→ **Work to do**:
Go through the listing and copy each line with the string "page".

# Start of Input records

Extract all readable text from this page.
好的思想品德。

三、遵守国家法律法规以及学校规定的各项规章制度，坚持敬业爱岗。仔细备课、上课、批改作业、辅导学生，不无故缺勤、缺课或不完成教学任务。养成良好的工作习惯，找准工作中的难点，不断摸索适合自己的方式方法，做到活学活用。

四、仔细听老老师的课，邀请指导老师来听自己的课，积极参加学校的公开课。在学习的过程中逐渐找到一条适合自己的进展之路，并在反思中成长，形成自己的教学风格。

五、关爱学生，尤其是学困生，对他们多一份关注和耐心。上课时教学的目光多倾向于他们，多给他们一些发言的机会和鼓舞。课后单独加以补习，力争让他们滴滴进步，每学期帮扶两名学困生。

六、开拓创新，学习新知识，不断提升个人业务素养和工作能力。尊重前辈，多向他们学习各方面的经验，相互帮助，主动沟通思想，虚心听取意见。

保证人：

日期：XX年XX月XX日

# End of Input records
# Start of Input records

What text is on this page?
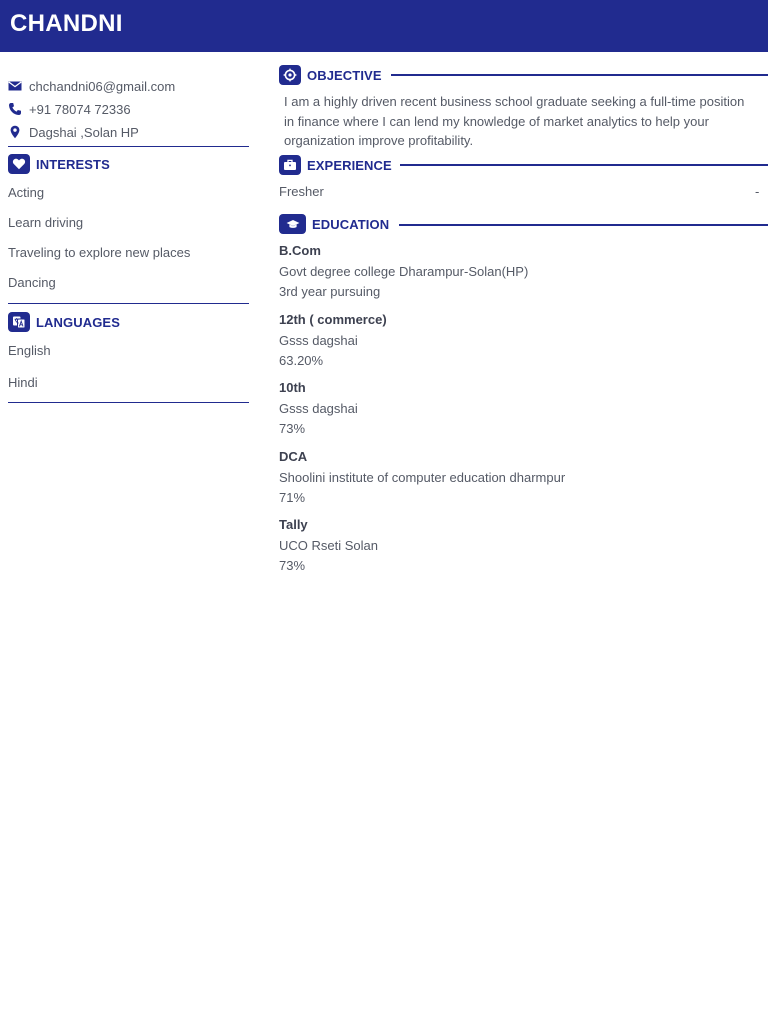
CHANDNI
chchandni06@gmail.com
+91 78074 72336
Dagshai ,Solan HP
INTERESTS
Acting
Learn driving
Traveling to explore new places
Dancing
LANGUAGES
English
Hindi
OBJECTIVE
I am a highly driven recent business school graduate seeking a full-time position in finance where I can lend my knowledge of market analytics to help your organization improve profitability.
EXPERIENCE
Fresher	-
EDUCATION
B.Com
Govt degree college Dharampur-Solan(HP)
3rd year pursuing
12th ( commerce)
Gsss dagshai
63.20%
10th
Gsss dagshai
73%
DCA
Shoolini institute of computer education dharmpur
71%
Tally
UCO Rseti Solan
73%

# End of Input records

→ **Solution**:
Extract all readable text from this page.
What text is on this page?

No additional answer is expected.